#### DATA:
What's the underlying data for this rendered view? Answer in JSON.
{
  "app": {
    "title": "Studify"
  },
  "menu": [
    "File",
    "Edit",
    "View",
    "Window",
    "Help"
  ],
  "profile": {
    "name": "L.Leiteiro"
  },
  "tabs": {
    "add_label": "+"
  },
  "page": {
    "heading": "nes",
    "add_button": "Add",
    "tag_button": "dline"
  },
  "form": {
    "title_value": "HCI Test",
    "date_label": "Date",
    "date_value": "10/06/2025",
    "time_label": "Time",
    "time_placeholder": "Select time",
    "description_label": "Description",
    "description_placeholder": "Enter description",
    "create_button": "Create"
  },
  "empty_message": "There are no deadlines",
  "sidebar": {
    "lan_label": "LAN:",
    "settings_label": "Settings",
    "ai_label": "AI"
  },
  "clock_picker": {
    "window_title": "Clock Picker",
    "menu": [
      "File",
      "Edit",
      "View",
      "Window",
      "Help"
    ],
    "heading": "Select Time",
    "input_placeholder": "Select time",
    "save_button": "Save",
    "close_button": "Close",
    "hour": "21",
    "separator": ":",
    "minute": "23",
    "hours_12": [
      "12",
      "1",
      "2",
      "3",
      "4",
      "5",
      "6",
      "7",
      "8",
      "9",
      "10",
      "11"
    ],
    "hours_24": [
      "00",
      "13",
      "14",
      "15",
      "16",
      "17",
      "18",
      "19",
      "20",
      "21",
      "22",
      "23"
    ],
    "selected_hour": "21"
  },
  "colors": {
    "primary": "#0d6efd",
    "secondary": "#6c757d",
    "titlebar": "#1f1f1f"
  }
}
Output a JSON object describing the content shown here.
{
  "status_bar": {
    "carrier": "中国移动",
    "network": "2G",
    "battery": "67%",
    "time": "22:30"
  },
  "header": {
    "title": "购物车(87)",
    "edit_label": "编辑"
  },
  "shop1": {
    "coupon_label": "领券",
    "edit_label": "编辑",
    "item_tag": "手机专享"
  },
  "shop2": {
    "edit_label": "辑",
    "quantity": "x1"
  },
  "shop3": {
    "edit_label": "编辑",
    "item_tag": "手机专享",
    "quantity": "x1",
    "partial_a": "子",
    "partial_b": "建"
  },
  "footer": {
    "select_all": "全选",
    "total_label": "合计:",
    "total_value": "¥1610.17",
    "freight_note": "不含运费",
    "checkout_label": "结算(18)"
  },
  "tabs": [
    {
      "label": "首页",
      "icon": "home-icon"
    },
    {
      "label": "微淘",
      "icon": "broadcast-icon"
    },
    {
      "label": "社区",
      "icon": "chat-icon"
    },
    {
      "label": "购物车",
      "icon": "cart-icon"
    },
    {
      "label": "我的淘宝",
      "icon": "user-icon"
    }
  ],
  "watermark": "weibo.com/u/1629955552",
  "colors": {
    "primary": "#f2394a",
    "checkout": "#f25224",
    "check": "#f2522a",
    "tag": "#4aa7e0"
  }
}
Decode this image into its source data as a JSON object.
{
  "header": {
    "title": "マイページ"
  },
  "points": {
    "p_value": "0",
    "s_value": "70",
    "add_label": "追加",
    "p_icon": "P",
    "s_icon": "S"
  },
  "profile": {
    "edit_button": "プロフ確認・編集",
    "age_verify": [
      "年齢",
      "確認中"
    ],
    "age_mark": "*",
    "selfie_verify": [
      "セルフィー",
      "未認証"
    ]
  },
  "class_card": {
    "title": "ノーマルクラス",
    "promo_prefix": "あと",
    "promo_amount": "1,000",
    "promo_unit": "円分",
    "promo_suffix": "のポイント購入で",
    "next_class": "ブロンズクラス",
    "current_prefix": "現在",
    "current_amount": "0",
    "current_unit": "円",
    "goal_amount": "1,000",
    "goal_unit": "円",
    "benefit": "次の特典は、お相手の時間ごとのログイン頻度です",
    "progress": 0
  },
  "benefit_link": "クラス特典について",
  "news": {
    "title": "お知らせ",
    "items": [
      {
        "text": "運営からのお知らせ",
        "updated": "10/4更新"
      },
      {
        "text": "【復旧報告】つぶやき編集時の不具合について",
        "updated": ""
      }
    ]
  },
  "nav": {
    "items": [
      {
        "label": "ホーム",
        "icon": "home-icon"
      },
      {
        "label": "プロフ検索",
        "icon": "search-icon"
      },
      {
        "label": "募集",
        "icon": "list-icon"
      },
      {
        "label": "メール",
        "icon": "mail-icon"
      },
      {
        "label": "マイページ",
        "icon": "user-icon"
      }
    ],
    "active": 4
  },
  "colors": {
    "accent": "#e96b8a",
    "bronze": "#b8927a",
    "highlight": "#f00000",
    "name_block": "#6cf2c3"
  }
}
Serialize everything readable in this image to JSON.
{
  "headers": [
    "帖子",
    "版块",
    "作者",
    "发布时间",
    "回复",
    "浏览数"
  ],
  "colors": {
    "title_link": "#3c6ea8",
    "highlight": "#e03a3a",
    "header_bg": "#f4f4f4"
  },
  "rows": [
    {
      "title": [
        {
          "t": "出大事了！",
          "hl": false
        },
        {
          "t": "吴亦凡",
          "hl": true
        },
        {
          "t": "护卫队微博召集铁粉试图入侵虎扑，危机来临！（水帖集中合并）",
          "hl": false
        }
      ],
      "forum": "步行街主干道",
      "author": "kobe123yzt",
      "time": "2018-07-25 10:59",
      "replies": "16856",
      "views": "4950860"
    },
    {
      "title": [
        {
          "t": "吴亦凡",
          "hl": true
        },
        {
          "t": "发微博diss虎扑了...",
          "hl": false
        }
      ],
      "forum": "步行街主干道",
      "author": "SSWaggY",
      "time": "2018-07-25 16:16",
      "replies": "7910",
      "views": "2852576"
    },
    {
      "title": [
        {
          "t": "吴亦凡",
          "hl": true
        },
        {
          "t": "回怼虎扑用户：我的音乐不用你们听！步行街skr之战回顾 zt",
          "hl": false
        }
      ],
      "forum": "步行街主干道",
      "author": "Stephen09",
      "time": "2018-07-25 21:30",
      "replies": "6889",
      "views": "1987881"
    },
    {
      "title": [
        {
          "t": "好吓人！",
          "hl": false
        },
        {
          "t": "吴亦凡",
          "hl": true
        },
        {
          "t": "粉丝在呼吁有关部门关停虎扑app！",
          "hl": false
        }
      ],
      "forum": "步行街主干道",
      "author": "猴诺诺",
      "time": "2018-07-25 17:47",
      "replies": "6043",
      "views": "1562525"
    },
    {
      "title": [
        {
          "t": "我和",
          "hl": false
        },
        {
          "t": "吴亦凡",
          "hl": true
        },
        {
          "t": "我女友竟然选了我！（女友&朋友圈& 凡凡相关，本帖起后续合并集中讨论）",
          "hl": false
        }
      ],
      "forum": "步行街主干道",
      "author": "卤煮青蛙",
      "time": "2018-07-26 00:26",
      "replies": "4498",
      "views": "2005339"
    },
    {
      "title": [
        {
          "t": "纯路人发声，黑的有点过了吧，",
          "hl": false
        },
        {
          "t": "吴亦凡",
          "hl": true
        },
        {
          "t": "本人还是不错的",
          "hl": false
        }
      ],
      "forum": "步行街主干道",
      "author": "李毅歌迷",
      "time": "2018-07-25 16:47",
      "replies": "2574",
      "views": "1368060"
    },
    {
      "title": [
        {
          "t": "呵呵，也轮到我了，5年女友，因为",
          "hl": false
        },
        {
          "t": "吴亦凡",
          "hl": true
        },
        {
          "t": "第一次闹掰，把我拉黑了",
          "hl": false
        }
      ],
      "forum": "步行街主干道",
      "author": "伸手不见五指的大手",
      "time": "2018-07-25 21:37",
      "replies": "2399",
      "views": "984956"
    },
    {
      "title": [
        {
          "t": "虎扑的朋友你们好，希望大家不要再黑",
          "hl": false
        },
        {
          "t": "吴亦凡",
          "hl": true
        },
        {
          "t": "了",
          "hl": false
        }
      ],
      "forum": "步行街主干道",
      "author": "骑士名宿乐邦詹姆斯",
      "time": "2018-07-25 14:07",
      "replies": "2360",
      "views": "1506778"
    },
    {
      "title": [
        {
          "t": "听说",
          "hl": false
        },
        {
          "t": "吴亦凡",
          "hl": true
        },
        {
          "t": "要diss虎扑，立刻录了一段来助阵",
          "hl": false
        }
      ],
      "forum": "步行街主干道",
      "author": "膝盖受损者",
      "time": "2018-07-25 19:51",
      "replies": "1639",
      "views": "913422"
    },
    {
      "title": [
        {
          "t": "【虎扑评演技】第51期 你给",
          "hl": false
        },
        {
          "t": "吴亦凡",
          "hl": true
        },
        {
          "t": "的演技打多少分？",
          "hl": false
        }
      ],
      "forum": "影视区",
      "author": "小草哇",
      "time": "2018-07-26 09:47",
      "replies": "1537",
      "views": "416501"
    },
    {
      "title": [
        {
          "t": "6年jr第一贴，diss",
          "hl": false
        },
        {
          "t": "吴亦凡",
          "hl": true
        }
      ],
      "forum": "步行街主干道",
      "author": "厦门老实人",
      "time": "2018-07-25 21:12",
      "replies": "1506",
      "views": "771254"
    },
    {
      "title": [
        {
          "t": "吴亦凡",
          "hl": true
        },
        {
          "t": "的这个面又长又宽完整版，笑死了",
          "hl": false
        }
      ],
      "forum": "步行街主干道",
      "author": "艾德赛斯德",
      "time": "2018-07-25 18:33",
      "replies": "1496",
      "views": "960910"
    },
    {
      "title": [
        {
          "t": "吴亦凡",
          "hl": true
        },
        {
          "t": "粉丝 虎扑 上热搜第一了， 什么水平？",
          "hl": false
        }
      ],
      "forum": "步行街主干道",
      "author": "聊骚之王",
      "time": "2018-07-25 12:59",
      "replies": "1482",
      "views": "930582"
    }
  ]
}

#### WHAT IS ASKED:
Considering only the records above, state the number of lines that include the word "highlight", with nothing added.

#### RESPONSE TO THE EXERCISE:
2